Work instructions: Identify every line in the entries below that contains the string "Text", and copy each of those lines. Matching is case-sensitive.

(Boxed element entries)
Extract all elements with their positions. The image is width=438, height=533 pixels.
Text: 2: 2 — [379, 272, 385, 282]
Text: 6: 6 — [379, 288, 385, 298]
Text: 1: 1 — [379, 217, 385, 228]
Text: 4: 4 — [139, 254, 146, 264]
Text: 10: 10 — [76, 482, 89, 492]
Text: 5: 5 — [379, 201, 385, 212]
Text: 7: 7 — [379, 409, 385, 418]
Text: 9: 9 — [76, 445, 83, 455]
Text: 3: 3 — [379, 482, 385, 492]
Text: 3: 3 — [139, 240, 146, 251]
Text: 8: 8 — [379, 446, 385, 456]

Solution for this task:
Text: 2: 2 — [379, 272, 385, 282]
Text: 6: 6 — [379, 288, 385, 298]
Text: 1: 1 — [379, 217, 385, 228]
Text: 4: 4 — [139, 254, 146, 264]
Text: 10: 10 — [76, 482, 89, 492]
Text: 5: 5 — [379, 201, 385, 212]
Text: 7: 7 — [379, 409, 385, 418]
Text: 9: 9 — [76, 445, 83, 455]
Text: 3: 3 — [379, 482, 385, 492]
Text: 3: 3 — [139, 240, 146, 251]
Text: 8: 8 — [379, 446, 385, 456]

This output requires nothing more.